Retype all of the data exactly as given.

## BEGIN Supplied records

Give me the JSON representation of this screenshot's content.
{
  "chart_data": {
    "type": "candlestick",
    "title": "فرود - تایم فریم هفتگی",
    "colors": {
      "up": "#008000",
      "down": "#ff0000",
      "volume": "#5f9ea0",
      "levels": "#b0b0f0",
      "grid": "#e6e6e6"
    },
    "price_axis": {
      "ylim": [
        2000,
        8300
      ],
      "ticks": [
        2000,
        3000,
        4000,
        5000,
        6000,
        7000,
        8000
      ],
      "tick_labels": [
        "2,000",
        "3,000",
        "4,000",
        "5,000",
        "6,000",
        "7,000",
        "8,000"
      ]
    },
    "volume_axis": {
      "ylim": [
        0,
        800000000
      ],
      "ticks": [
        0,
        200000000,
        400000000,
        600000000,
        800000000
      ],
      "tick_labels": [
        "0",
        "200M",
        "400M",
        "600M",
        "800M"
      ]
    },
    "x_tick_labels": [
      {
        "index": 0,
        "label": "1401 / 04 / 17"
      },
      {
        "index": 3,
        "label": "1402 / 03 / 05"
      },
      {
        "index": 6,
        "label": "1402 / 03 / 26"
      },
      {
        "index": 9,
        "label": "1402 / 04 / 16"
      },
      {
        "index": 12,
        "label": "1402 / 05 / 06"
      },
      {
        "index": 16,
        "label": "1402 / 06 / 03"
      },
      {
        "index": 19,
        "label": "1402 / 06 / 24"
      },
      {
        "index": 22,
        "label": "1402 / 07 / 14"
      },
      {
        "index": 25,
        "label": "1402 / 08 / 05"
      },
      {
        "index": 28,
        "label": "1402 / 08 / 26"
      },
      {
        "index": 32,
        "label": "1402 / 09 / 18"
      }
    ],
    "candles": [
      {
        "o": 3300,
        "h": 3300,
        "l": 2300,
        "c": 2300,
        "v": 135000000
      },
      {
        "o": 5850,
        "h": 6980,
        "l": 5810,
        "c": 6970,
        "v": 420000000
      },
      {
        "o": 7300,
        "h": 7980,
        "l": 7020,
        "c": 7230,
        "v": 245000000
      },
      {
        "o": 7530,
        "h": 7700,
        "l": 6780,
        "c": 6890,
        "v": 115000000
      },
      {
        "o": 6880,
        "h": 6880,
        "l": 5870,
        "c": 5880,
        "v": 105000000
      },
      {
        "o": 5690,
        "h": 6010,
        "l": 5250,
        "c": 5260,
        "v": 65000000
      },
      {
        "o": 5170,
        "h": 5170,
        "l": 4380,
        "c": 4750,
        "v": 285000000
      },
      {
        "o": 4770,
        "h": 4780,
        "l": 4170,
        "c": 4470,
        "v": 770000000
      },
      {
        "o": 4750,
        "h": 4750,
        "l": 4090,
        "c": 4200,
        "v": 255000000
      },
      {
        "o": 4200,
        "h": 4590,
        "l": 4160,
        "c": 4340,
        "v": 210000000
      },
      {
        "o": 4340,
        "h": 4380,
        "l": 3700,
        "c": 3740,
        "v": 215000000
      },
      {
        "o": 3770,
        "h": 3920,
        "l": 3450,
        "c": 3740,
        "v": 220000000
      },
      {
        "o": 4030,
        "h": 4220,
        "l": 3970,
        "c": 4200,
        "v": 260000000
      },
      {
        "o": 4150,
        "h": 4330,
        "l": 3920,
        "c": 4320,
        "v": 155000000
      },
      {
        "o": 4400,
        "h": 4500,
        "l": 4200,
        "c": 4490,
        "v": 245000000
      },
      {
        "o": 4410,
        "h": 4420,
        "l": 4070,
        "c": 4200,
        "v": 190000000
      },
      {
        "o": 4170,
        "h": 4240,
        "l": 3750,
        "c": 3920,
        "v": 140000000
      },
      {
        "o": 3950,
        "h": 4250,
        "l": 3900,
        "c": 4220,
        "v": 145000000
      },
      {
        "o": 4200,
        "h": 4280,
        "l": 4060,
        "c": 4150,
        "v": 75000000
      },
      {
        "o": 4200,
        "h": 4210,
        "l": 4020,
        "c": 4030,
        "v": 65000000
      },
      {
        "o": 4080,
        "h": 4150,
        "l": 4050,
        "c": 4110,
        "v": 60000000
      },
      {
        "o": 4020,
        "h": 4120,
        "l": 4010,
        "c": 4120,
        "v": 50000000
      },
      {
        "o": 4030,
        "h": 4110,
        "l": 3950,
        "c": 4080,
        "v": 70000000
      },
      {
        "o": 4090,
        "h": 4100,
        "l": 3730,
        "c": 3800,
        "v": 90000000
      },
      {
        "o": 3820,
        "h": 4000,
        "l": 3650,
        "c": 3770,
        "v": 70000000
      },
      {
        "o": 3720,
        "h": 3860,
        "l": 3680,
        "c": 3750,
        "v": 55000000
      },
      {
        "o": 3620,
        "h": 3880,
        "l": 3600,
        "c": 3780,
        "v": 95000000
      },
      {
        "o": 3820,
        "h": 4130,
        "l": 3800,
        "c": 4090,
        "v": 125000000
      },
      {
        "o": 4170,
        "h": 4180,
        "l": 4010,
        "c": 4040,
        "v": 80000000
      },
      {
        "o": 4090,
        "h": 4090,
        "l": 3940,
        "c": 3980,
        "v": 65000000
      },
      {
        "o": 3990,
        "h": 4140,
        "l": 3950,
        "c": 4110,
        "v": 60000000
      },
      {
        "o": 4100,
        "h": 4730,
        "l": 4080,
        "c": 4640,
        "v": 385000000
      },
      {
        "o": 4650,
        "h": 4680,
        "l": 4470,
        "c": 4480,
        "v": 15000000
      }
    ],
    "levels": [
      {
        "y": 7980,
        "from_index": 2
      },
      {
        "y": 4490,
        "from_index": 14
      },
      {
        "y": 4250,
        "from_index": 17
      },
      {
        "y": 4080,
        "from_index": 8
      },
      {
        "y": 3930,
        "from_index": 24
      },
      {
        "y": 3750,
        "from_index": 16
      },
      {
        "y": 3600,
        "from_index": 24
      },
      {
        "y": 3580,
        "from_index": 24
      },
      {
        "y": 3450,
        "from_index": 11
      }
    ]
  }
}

## END Supplied records

Complete output:
Give me the JSON representation of this screenshot's content.
{
  "chart_data": {
    "type": "candlestick",
    "title": "فرود - تایم فریم هفتگی",
    "colors": {
      "up": "#008000",
      "down": "#ff0000",
      "volume": "#5f9ea0",
      "levels": "#b0b0f0",
      "grid": "#e6e6e6"
    },
    "price_axis": {
      "ylim": [
        2000,
        8300
      ],
      "ticks": [
        2000,
        3000,
        4000,
        5000,
        6000,
        7000,
        8000
      ],
      "tick_labels": [
        "2,000",
        "3,000",
        "4,000",
        "5,000",
        "6,000",
        "7,000",
        "8,000"
      ]
    },
    "volume_axis": {
      "ylim": [
        0,
        800000000
      ],
      "ticks": [
        0,
        200000000,
        400000000,
        600000000,
        800000000
      ],
      "tick_labels": [
        "0",
        "200M",
        "400M",
        "600M",
        "800M"
      ]
    },
    "x_tick_labels": [
      {
        "index": 0,
        "label": "1401 / 04 / 17"
      },
      {
        "index": 3,
        "label": "1402 / 03 / 05"
      },
      {
        "index": 6,
        "label": "1402 / 03 / 26"
      },
      {
        "index": 9,
        "label": "1402 / 04 / 16"
      },
      {
        "index": 12,
        "label": "1402 / 05 / 06"
      },
      {
        "index": 16,
        "label": "1402 / 06 / 03"
      },
      {
        "index": 19,
        "label": "1402 / 06 / 24"
      },
      {
        "index": 22,
        "label": "1402 / 07 / 14"
      },
      {
        "index": 25,
        "label": "1402 / 08 / 05"
      },
      {
        "index": 28,
        "label": "1402 / 08 / 26"
      },
      {
        "index": 32,
        "label": "1402 / 09 / 18"
      }
    ],
    "candles": [
      {
        "o": 3300,
        "h": 3300,
        "l": 2300,
        "c": 2300,
        "v": 135000000
      },
      {
        "o": 5850,
        "h": 6980,
        "l": 5810,
        "c": 6970,
        "v": 420000000
      },
      {
        "o": 7300,
        "h": 7980,
        "l": 7020,
        "c": 7230,
        "v": 245000000
      },
      {
        "o": 7530,
        "h": 7700,
        "l": 6780,
        "c": 6890,
        "v": 115000000
      },
      {
        "o": 6880,
        "h": 6880,
        "l": 5870,
        "c": 5880,
        "v": 105000000
      },
      {
        "o": 5690,
        "h": 6010,
        "l": 5250,
        "c": 5260,
        "v": 65000000
      },
      {
        "o": 5170,
        "h": 5170,
        "l": 4380,
        "c": 4750,
        "v": 285000000
      },
      {
        "o": 4770,
        "h": 4780,
        "l": 4170,
        "c": 4470,
        "v": 770000000
      },
      {
        "o": 4750,
        "h": 4750,
        "l": 4090,
        "c": 4200,
        "v": 255000000
      },
      {
        "o": 4200,
        "h": 4590,
        "l": 4160,
        "c": 4340,
        "v": 210000000
      },
      {
        "o": 4340,
        "h": 4380,
        "l": 3700,
        "c": 3740,
        "v": 215000000
      },
      {
        "o": 3770,
        "h": 3920,
        "l": 3450,
        "c": 3740,
        "v": 220000000
      },
      {
        "o": 4030,
        "h": 4220,
        "l": 3970,
        "c": 4200,
        "v": 260000000
      },
      {
        "o": 4150,
        "h": 4330,
        "l": 3920,
        "c": 4320,
        "v": 155000000
      },
      {
        "o": 4400,
        "h": 4500,
        "l": 4200,
        "c": 4490,
        "v": 245000000
      },
      {
        "o": 4410,
        "h": 4420,
        "l": 4070,
        "c": 4200,
        "v": 190000000
      },
      {
        "o": 4170,
        "h": 4240,
        "l": 3750,
        "c": 3920,
        "v": 140000000
      },
      {
        "o": 3950,
        "h": 4250,
        "l": 3900,
        "c": 4220,
        "v": 145000000
      },
      {
        "o": 4200,
        "h": 4280,
        "l": 4060,
        "c": 4150,
        "v": 75000000
      },
      {
        "o": 4200,
        "h": 4210,
        "l": 4020,
        "c": 4030,
        "v": 65000000
      },
      {
        "o": 4080,
        "h": 4150,
        "l": 4050,
        "c": 4110,
        "v": 60000000
      },
      {
        "o": 4020,
        "h": 4120,
        "l": 4010,
        "c": 4120,
        "v": 50000000
      },
      {
        "o": 4030,
        "h": 4110,
        "l": 3950,
        "c": 4080,
        "v": 70000000
      },
      {
        "o": 4090,
        "h": 4100,
        "l": 3730,
        "c": 3800,
        "v": 90000000
      },
      {
        "o": 3820,
        "h": 4000,
        "l": 3650,
        "c": 3770,
        "v": 70000000
      },
      {
        "o": 3720,
        "h": 3860,
        "l": 3680,
        "c": 3750,
        "v": 55000000
      },
      {
        "o": 3620,
        "h": 3880,
        "l": 3600,
        "c": 3780,
        "v": 95000000
      },
      {
        "o": 3820,
        "h": 4130,
        "l": 3800,
        "c": 4090,
        "v": 125000000
      },
      {
        "o": 4170,
        "h": 4180,
        "l": 4010,
        "c": 4040,
        "v": 80000000
      },
      {
        "o": 4090,
        "h": 4090,
        "l": 3940,
        "c": 3980,
        "v": 65000000
      },
      {
        "o": 3990,
        "h": 4140,
        "l": 3950,
        "c": 4110,
        "v": 60000000
      },
      {
        "o": 4100,
        "h": 4730,
        "l": 4080,
        "c": 4640,
        "v": 385000000
      },
      {
        "o": 4650,
        "h": 4680,
        "l": 4470,
        "c": 4480,
        "v": 15000000
      }
    ],
    "levels": [
      {
        "y": 7980,
        "from_index": 2
      },
      {
        "y": 4490,
        "from_index": 14
      },
      {
        "y": 4250,
        "from_index": 17
      },
      {
        "y": 4080,
        "from_index": 8
      },
      {
        "y": 3930,
        "from_index": 24
      },
      {
        "y": 3750,
        "from_index": 16
      },
      {
        "y": 3600,
        "from_index": 24
      },
      {
        "y": 3580,
        "from_index": 24
      },
      {
        "y": 3450,
        "from_index": 11
      }
    ]
  }
}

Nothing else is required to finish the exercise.